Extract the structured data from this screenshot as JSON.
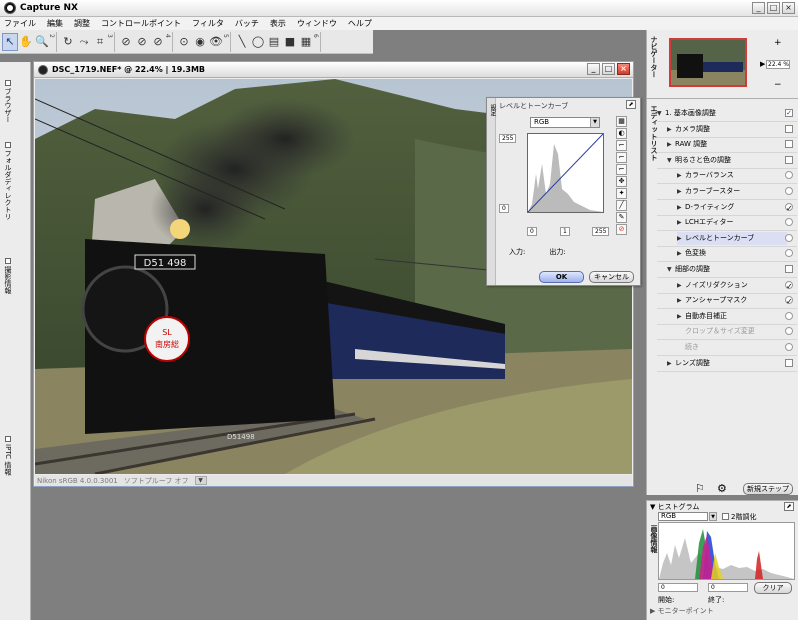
{
  "app": {
    "title": "Capture NX",
    "min": "_",
    "max": "□",
    "close": "×"
  },
  "menu": [
    "ファイル",
    "編集",
    "調整",
    "コントロールポイント",
    "フィルタ",
    "バッチ",
    "表示",
    "ウィンドウ",
    "ヘルプ"
  ],
  "toolbar": {
    "groups": [
      "2",
      "3",
      "4",
      "5",
      "6"
    ]
  },
  "left_tabs": {
    "browser": "ブラウザー",
    "folders": "フォルダディレクトリ",
    "metadata": "撮影情報",
    "iptc": "IPTC 情報"
  },
  "image_window": {
    "title": "DSC_1719.NEF* @ 22.4% | 19.3MB",
    "status_profile": "Nikon sRGB 4.0.0.3001",
    "status_softproof": "ソフトプルーフ オフ",
    "loco_plate": "D51 498",
    "loco_number": "D51498",
    "headboard_top": "SL",
    "headboard_bottom": "南房総"
  },
  "curves": {
    "side": "設定",
    "title": "レベルとトーンカーブ",
    "channel": "RGB",
    "max_out": "255",
    "min_out": "0",
    "in_black": "0",
    "in_mid": "1",
    "in_white": "255",
    "input_label": "入力:",
    "output_label": "出力:",
    "ok": "OK",
    "cancel": "キャンセル"
  },
  "navigator": {
    "label": "ナビゲーター",
    "zoom": "22.4 %",
    "zoom_in": "+",
    "zoom_out": "−"
  },
  "edit_list": {
    "label": "エディットリスト",
    "items": [
      {
        "label": "1. 基本画像調整",
        "level": 0,
        "arrow": "▼"
      },
      {
        "label": "カメラ調整",
        "level": 1,
        "arrow": "▶"
      },
      {
        "label": "RAW 調整",
        "level": 1,
        "arrow": "▶"
      },
      {
        "label": "明るさと色の調整",
        "level": 1,
        "arrow": "▼"
      },
      {
        "label": "カラーバランス",
        "level": 2,
        "arrow": "▶"
      },
      {
        "label": "カラーブースター",
        "level": 2,
        "arrow": "▶"
      },
      {
        "label": "D-ライティング",
        "level": 2,
        "arrow": "▶"
      },
      {
        "label": "LCHエディター",
        "level": 2,
        "arrow": "▶"
      },
      {
        "label": "レベルとトーンカーブ",
        "level": 2,
        "arrow": "▶"
      },
      {
        "label": "色変換",
        "level": 2,
        "arrow": "▶"
      },
      {
        "label": "細部の調整",
        "level": 1,
        "arrow": "▼"
      },
      {
        "label": "ノイズリダクション",
        "level": 2,
        "arrow": "▶"
      },
      {
        "label": "アンシャープマスク",
        "level": 2,
        "arrow": "▶"
      },
      {
        "label": "自動赤目補正",
        "level": 2,
        "arrow": "▶"
      },
      {
        "label": "クロップ＆サイズ変更",
        "level": 2,
        "arrow": ""
      },
      {
        "label": "続き",
        "level": 2,
        "arrow": ""
      },
      {
        "label": "レンズ調整",
        "level": 1,
        "arrow": "▶"
      }
    ],
    "check": "✓",
    "new_step": "新規ステップ"
  },
  "histogram": {
    "label": "ヒストグラム",
    "side": "画像情報",
    "channel": "RGB",
    "two_point": "2階調化",
    "start_val": "0",
    "end_val": "0",
    "start_label": "開始:",
    "end_label": "終了:",
    "clear": "クリア",
    "monitor_point": "モニターポイント"
  },
  "colors": {
    "accent": "#2b3ea0",
    "close_red": "#d23b2a",
    "panel": "#ececec"
  }
}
------------
Direction:
Quote the preceding listing precisely and completely, omitting its images.

The response:
Extract the structured data from this screenshot as JSON.
{
  "app": {
    "title": "Capture NX",
    "min": "_",
    "max": "□",
    "close": "×"
  },
  "menu": [
    "ファイル",
    "編集",
    "調整",
    "コントロールポイント",
    "フィルタ",
    "バッチ",
    "表示",
    "ウィンドウ",
    "ヘルプ"
  ],
  "toolbar": {
    "groups": [
      "2",
      "3",
      "4",
      "5",
      "6"
    ]
  },
  "left_tabs": {
    "browser": "ブラウザー",
    "folders": "フォルダディレクトリ",
    "metadata": "撮影情報",
    "iptc": "IPTC 情報"
  },
  "image_window": {
    "title": "DSC_1719.NEF* @ 22.4% | 19.3MB",
    "status_profile": "Nikon sRGB 4.0.0.3001",
    "status_softproof": "ソフトプルーフ オフ",
    "loco_plate": "D51 498",
    "loco_number": "D51498",
    "headboard_top": "SL",
    "headboard_bottom": "南房総"
  },
  "curves": {
    "side": "設定",
    "title": "レベルとトーンカーブ",
    "channel": "RGB",
    "max_out": "255",
    "min_out": "0",
    "in_black": "0",
    "in_mid": "1",
    "in_white": "255",
    "input_label": "入力:",
    "output_label": "出力:",
    "ok": "OK",
    "cancel": "キャンセル"
  },
  "navigator": {
    "label": "ナビゲーター",
    "zoom": "22.4 %",
    "zoom_in": "+",
    "zoom_out": "−"
  },
  "edit_list": {
    "label": "エディットリスト",
    "items": [
      {
        "label": "1. 基本画像調整",
        "level": 0,
        "arrow": "▼"
      },
      {
        "label": "カメラ調整",
        "level": 1,
        "arrow": "▶"
      },
      {
        "label": "RAW 調整",
        "level": 1,
        "arrow": "▶"
      },
      {
        "label": "明るさと色の調整",
        "level": 1,
        "arrow": "▼"
      },
      {
        "label": "カラーバランス",
        "level": 2,
        "arrow": "▶"
      },
      {
        "label": "カラーブースター",
        "level": 2,
        "arrow": "▶"
      },
      {
        "label": "D-ライティング",
        "level": 2,
        "arrow": "▶"
      },
      {
        "label": "LCHエディター",
        "level": 2,
        "arrow": "▶"
      },
      {
        "label": "レベルとトーンカーブ",
        "level": 2,
        "arrow": "▶"
      },
      {
        "label": "色変換",
        "level": 2,
        "arrow": "▶"
      },
      {
        "label": "細部の調整",
        "level": 1,
        "arrow": "▼"
      },
      {
        "label": "ノイズリダクション",
        "level": 2,
        "arrow": "▶"
      },
      {
        "label": "アンシャープマスク",
        "level": 2,
        "arrow": "▶"
      },
      {
        "label": "自動赤目補正",
        "level": 2,
        "arrow": "▶"
      },
      {
        "label": "クロップ＆サイズ変更",
        "level": 2,
        "arrow": ""
      },
      {
        "label": "続き",
        "level": 2,
        "arrow": ""
      },
      {
        "label": "レンズ調整",
        "level": 1,
        "arrow": "▶"
      }
    ],
    "check": "✓",
    "new_step": "新規ステップ"
  },
  "histogram": {
    "label": "ヒストグラム",
    "side": "画像情報",
    "channel": "RGB",
    "two_point": "2階調化",
    "start_val": "0",
    "end_val": "0",
    "start_label": "開始:",
    "end_label": "終了:",
    "clear": "クリア",
    "monitor_point": "モニターポイント"
  },
  "colors": {
    "accent": "#2b3ea0",
    "close_red": "#d23b2a",
    "panel": "#ececec"
  }
}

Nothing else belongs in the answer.